- [Objective]: Check every line of the entries below for the word "Bound", and copy the ones that have it.

----- Record list

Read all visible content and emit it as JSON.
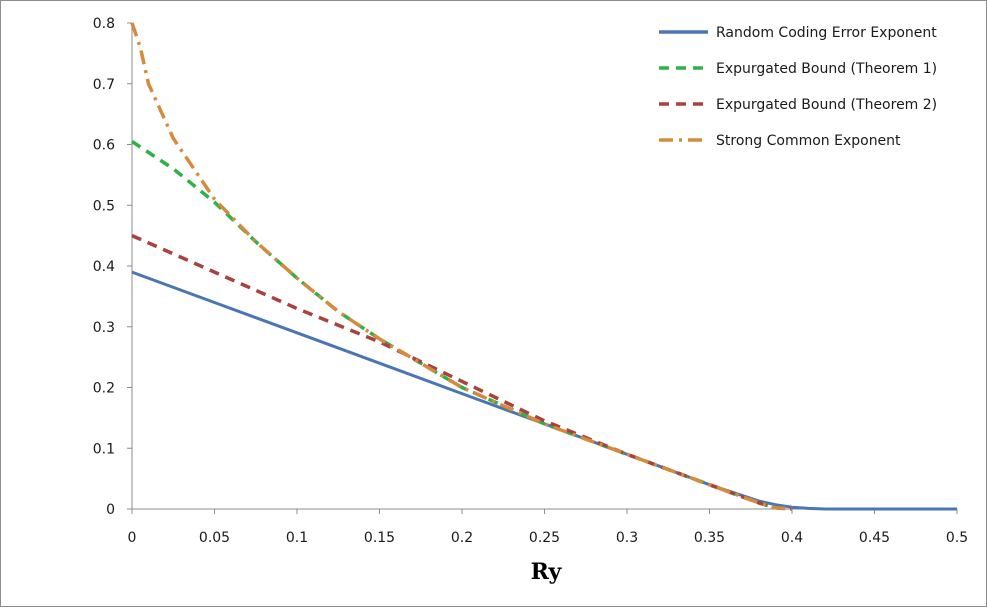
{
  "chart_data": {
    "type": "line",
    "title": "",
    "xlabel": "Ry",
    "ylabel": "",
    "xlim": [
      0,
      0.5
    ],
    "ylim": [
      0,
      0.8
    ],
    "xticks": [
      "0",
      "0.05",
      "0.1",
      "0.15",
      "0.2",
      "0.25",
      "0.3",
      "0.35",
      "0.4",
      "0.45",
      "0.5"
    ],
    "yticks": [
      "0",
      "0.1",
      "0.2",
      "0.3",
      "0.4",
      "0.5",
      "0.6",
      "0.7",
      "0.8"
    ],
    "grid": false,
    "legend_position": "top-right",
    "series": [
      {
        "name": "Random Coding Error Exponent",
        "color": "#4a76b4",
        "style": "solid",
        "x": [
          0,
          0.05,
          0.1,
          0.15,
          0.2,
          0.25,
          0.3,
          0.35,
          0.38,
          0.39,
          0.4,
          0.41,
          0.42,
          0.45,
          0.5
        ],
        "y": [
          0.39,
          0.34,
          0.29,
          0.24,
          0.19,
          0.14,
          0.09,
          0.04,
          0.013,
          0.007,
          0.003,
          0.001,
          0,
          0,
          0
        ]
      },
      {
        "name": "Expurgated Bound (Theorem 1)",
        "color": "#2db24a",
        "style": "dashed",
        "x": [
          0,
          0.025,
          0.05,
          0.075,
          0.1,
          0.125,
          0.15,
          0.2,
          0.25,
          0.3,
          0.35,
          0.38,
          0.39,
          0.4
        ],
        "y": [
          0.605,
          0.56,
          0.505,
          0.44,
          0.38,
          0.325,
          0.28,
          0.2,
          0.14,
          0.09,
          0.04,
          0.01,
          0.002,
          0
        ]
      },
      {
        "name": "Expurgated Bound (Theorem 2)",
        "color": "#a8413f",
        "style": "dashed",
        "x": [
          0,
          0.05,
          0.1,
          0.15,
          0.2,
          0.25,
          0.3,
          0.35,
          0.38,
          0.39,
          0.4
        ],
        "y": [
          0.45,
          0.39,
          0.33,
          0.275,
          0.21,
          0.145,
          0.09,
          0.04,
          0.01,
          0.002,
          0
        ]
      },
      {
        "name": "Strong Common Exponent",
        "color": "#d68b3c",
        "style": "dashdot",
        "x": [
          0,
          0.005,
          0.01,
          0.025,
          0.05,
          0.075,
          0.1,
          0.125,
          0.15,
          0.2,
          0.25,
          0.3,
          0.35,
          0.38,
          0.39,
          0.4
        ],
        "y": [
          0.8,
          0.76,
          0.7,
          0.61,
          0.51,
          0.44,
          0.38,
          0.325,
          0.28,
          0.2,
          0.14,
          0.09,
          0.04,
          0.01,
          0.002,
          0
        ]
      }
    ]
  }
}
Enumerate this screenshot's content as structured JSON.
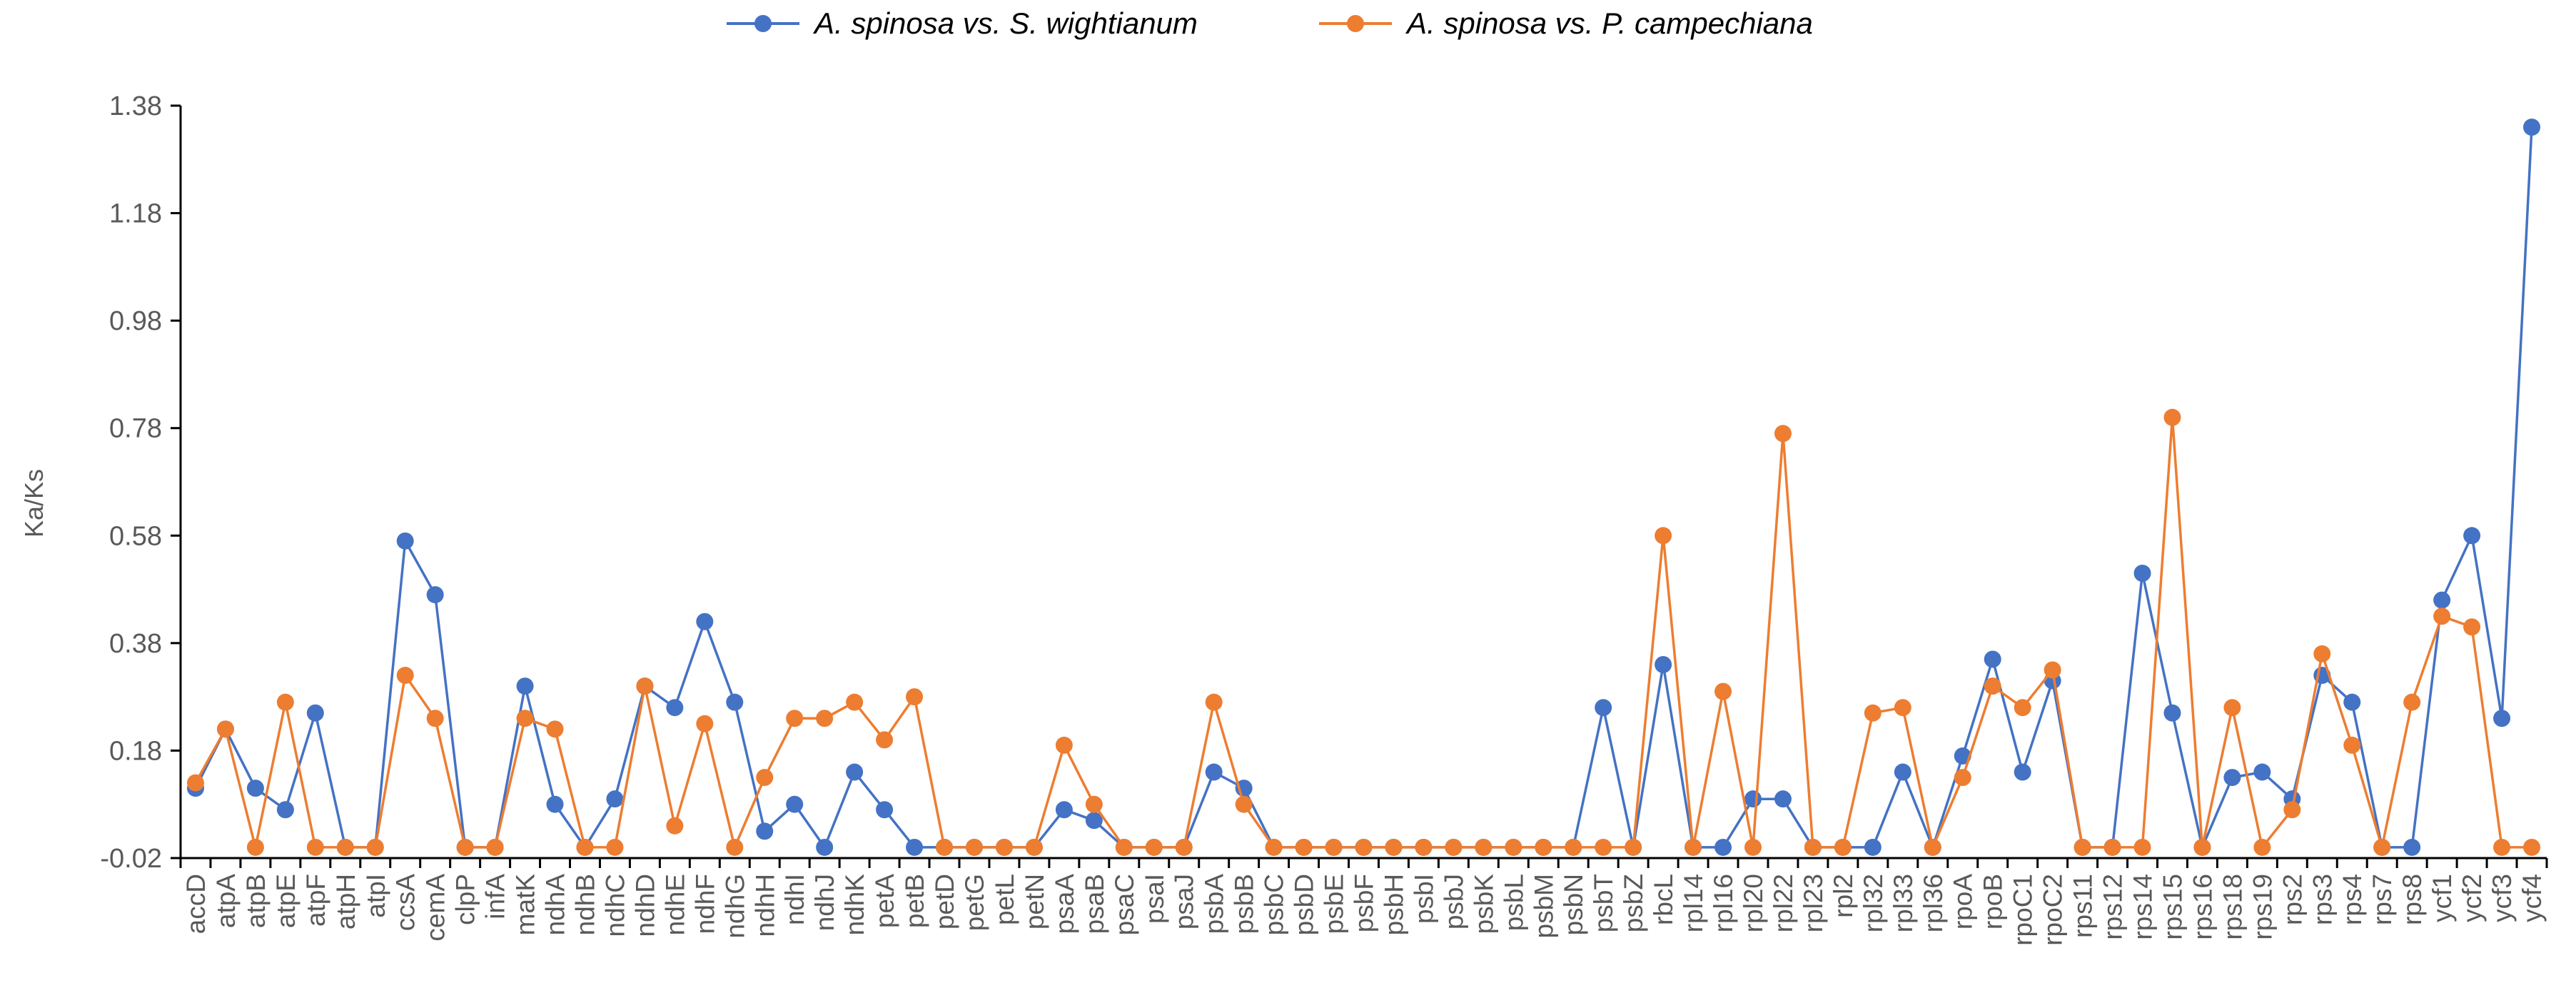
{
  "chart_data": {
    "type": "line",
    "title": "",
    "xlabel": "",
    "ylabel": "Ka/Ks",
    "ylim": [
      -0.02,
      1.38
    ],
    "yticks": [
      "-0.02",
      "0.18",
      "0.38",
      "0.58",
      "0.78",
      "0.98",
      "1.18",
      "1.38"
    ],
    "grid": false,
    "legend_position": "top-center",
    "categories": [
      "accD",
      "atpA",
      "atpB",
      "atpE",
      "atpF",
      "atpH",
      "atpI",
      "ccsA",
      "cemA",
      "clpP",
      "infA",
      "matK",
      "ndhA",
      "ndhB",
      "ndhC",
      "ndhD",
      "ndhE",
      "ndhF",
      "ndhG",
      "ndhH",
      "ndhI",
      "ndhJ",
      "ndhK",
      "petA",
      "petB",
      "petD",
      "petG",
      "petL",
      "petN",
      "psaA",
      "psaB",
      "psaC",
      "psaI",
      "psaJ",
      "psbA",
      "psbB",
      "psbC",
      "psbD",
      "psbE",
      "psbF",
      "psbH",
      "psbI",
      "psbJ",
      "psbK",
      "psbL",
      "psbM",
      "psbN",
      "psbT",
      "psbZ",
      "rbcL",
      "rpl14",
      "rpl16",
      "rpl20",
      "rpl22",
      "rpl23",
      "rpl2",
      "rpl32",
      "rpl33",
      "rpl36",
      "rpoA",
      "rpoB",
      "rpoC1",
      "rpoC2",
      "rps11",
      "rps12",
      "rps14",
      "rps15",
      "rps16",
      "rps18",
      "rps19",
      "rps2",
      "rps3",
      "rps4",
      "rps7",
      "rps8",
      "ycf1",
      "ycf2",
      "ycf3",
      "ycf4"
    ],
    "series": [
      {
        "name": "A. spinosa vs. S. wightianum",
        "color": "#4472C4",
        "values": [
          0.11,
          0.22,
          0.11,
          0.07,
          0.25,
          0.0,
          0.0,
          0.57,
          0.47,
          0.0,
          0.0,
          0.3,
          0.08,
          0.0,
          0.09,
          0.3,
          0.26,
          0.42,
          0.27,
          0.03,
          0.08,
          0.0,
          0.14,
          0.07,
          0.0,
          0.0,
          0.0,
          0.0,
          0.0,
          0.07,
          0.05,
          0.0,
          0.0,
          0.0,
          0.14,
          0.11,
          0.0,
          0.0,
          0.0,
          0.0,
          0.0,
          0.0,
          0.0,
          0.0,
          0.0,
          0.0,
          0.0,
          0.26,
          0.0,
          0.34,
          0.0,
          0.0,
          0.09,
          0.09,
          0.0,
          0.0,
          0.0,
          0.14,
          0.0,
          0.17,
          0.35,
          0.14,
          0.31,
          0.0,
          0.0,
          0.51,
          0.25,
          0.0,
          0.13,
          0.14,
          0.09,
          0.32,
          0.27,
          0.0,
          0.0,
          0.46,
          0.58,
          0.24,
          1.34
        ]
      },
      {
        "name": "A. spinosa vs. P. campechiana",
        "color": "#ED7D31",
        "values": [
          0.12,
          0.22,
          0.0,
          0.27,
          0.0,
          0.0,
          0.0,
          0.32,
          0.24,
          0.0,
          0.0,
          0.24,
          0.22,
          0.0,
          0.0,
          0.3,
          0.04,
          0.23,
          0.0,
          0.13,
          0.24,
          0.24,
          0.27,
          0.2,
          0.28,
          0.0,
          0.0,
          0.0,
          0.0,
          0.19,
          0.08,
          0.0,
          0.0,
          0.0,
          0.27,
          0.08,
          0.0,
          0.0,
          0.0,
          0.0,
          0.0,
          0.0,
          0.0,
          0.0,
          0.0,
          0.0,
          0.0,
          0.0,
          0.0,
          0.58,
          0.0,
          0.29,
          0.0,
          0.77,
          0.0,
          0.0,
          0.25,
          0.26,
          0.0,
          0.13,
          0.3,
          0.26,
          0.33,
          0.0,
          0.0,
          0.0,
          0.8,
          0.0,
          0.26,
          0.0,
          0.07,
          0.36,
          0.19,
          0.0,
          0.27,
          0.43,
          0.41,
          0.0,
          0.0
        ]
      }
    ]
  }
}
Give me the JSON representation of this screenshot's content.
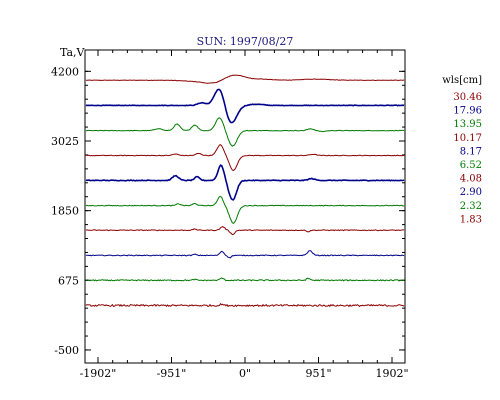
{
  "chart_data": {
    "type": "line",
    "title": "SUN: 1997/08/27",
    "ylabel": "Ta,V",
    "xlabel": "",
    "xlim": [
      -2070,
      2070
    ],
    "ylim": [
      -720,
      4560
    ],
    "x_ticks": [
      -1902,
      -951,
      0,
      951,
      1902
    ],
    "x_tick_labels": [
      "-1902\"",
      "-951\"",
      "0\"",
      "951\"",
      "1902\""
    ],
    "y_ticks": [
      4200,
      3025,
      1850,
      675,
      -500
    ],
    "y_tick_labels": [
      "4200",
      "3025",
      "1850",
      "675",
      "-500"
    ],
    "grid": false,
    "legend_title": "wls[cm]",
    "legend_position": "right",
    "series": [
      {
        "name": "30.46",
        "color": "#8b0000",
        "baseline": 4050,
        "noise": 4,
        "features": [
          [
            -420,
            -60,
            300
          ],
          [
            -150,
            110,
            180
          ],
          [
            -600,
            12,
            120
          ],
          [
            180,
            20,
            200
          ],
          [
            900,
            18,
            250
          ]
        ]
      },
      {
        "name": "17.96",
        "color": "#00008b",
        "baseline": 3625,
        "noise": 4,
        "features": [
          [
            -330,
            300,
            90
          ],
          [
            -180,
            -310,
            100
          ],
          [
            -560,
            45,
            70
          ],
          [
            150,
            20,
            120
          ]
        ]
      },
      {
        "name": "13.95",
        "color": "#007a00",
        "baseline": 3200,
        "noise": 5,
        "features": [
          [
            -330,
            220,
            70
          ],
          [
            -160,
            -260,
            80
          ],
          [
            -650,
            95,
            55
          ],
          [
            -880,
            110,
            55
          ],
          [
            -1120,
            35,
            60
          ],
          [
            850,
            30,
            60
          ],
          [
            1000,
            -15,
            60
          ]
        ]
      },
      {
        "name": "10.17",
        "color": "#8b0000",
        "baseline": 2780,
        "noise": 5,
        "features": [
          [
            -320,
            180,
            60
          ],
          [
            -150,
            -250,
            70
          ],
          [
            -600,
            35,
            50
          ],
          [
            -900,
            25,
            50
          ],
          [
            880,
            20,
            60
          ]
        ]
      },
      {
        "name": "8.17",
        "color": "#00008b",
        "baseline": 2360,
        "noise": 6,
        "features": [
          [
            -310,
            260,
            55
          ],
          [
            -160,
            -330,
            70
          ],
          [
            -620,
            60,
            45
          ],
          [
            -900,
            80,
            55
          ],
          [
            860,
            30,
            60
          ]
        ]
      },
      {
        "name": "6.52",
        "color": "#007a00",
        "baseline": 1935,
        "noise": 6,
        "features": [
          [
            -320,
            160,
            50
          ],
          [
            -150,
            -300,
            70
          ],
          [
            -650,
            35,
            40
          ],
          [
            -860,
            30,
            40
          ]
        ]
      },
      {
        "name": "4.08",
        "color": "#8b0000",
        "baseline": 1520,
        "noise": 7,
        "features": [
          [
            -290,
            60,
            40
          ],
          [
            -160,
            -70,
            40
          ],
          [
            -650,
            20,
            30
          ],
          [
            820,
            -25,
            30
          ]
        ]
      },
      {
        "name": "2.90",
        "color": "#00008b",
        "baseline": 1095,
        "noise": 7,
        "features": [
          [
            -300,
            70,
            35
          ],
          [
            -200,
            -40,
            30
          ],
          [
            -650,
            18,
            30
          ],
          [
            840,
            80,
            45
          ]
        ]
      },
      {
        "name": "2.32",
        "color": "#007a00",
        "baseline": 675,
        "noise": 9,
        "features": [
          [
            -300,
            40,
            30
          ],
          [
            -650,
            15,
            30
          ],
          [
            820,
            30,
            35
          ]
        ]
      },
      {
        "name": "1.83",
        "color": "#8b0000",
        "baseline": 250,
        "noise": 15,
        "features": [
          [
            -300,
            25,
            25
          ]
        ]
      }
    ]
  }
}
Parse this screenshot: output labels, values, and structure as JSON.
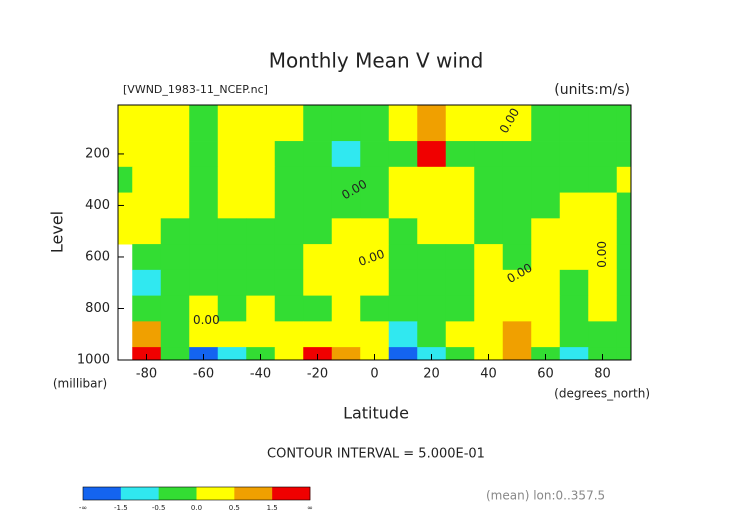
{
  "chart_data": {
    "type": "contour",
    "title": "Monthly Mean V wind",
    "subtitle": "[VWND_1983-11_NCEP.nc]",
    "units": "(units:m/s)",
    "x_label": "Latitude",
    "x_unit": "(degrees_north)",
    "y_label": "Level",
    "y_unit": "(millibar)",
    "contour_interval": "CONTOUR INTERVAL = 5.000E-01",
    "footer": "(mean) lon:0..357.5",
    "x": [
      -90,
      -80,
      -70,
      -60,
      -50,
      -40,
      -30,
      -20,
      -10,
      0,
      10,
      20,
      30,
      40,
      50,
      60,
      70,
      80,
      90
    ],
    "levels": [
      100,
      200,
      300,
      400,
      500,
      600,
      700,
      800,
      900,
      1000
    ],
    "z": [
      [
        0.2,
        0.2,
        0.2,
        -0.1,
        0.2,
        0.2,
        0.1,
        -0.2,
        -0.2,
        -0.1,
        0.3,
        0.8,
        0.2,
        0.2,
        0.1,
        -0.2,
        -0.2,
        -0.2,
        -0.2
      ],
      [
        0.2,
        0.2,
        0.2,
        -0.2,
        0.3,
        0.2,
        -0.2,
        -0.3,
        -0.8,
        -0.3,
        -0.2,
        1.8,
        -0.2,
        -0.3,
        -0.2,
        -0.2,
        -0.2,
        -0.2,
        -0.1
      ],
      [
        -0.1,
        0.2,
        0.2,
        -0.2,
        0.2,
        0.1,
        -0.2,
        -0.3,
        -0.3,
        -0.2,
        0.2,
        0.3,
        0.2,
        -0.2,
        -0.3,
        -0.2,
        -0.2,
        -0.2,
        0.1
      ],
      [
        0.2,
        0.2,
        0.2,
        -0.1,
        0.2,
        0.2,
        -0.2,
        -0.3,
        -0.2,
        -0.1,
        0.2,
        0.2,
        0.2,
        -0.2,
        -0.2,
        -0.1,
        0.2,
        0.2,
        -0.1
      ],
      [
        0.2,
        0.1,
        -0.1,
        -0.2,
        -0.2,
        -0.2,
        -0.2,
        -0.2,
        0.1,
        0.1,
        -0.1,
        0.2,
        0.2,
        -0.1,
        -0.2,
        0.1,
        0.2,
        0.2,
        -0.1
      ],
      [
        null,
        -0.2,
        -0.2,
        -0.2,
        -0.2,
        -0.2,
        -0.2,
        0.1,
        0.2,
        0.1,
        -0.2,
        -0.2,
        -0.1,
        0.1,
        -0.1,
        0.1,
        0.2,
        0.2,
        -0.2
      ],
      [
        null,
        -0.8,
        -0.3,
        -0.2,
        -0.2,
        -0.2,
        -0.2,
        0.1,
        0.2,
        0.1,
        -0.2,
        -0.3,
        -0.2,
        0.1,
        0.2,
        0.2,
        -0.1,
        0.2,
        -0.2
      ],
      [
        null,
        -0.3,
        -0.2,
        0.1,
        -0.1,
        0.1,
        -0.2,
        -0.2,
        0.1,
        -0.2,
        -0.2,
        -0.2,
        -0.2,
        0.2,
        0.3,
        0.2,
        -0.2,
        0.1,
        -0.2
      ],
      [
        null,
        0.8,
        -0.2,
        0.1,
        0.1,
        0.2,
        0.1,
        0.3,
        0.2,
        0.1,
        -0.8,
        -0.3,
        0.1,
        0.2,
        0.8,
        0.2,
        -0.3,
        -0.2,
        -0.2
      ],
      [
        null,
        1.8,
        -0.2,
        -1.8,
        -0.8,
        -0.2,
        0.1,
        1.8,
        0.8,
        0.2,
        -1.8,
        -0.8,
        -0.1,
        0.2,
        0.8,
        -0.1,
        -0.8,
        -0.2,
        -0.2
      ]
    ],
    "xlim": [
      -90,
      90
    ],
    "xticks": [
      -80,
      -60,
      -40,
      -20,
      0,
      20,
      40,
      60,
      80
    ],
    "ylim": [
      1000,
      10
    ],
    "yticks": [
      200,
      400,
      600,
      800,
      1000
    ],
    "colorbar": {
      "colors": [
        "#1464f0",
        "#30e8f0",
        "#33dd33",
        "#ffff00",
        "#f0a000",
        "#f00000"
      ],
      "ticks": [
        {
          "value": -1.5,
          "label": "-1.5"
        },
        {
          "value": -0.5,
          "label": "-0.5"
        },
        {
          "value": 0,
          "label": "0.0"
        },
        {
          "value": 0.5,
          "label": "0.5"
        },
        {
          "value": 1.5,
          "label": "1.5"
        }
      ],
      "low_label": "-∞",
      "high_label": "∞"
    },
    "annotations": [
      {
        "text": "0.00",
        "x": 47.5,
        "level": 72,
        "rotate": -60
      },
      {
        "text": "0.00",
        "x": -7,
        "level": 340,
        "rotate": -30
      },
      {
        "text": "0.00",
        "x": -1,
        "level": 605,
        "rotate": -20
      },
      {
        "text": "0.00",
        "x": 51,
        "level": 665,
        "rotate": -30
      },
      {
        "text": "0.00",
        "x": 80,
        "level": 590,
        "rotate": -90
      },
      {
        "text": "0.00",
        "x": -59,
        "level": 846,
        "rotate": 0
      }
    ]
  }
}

----------

- [Final result]:
        "name": "Expurgated Bound (Theorem 1)",
        "name": "Expurgated Bound (Theorem 2)",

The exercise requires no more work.